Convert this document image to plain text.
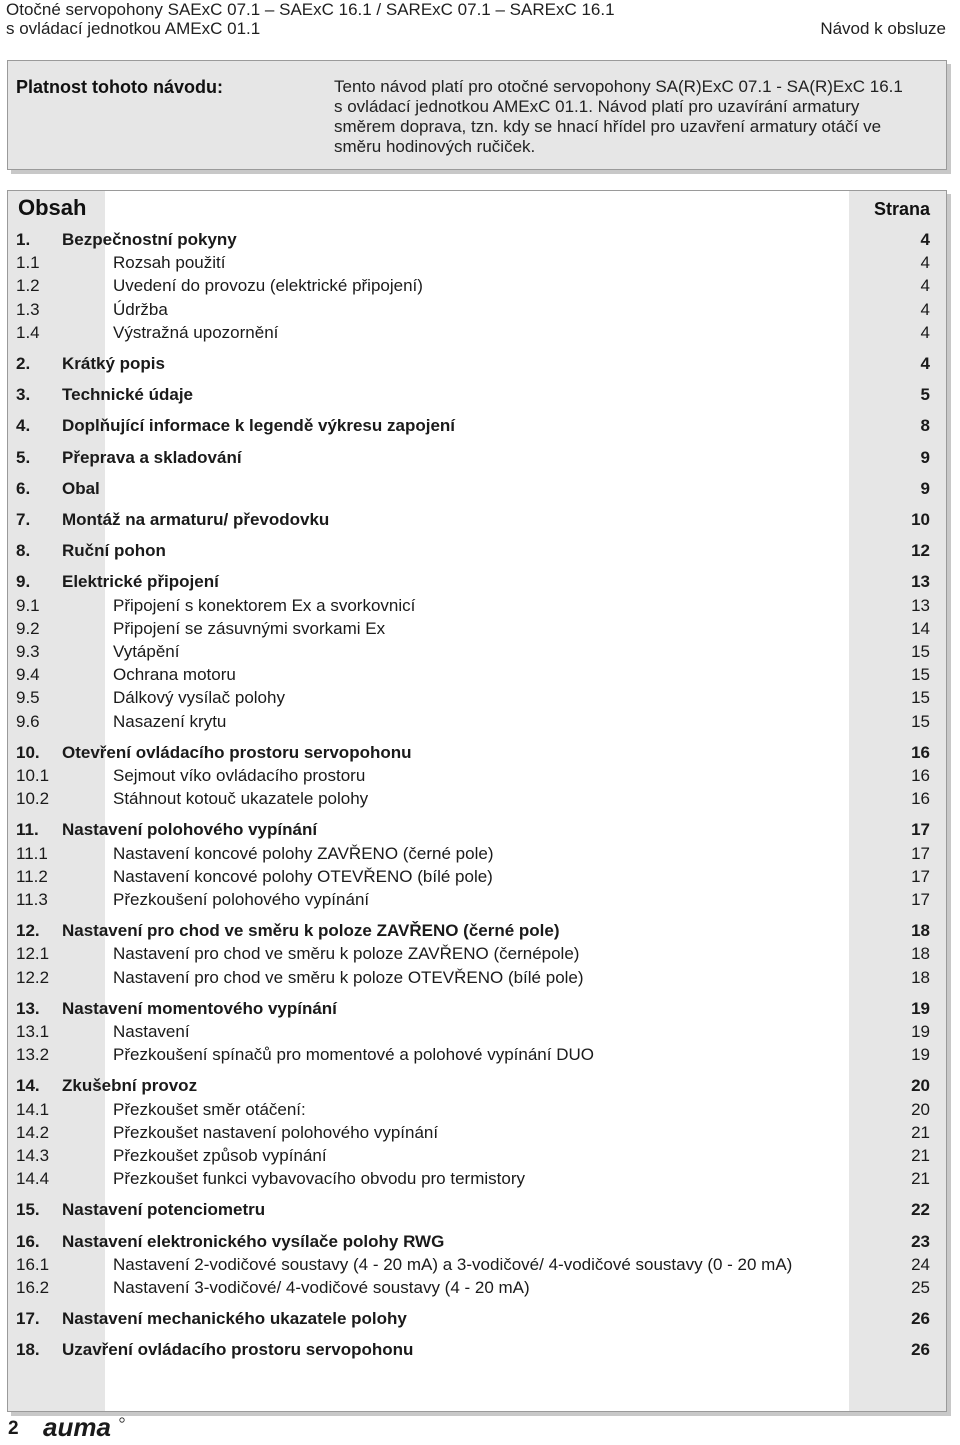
Otočné servopohony SAExC 07.1 – SAExC 16.1 / SARExC 07.1 – SARExC 16.1
s ovládací jednotkou AMExC 01.1	Návod k obsluze
Platnost tohoto návodu:	Tento návod platí pro otočné servopohony SA(R)ExC 07.1 - SA(R)ExC 16.1
s ovládací jednotkou AMExC 01.1. Návod platí pro uzavírání armatury
směrem doprava, tzn. kdy se hnací hřídel pro uzavření armatury otáčí ve
směru hodinových ručiček.
Obsah	Strana
1. Bezpečnostní pokyny	4
1.1	Rozsah použití	4
1.2	Uvedení do provozu (elektrické připojení)	4
1.3	Údržba	4
1.4	Výstražná upozornění	4
2. Krátký popis	4
3. Technické údaje	5
4. Doplňující informace k legendě výkresu zapojení	8
5. Přeprava a skladování	9
6. Obal	9
7. Montáž na armaturu/ převodovku	10
8. Ruční pohon	12
9. Elektrické připojení	13
9.1	Připojení s konektorem Ex a svorkovnicí	13
9.2	Připojení se zásuvnými svorkami Ex	14
9.3	Vytápění	15
9.4	Ochrana motoru	15
9.5	Dálkový vysílač polohy	15
9.6	Nasazení krytu	15
10. Otevření ovládacího prostoru servopohonu	16
10.1	Sejmout víko ovládacího prostoru	16
10.2	Stáhnout kotouč ukazatele polohy	16
11. Nastavení polohového vypínání	17
11.1	Nastavení koncové polohy ZAVŘENO (černé pole)	17
11.2	Nastavení koncové polohy OTEVŘENO (bílé pole)	17
11.3	Přezkoušení polohového vypínání	17
12. Nastavení pro chod ve směru k poloze ZAVŘENO (černé pole)	18
12.1	Nastavení pro chod ve směru k poloze ZAVŘENO (černépole)	18
12.2	Nastavení pro chod ve směru k poloze OTEVŘENO (bílé pole)	18
13. Nastavení momentového vypínání	19
13.1	Nastavení	19
13.2	Přezkoušení spínačů pro momentové a polohové vypínání DUO	19
14. Zkušební provoz	20
14.1	Přezkoušet směr otáčení:	20
14.2	Přezkoušet nastavení polohového vypínání	21
14.3	Přezkoušet způsob vypínání	21
14.4	Přezkoušet funkci vybavovacího obvodu pro termistory	21
15. Nastavení potenciometru	22
16. Nastavení elektronického vysílače polohy RWG	23
16.1	Nastavení 2-vodičové soustavy (4 - 20 mA) a 3-vodičové/ 4-vodičové soustavy (0 - 20 mA)	24
16.2	Nastavení 3-vodičové/ 4-vodičové soustavy (4 - 20 mA)	25
17. Nastavení mechanického ukazatele polohy	26
18. Uzavření ovládacího prostoru servopohonu	26
2 auma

WHAT YOU ARE ASKED TO DO:
Reply with one number only: how many lines of the listing hold "Přezkoušení"?

EXPECTED ANSWER:
2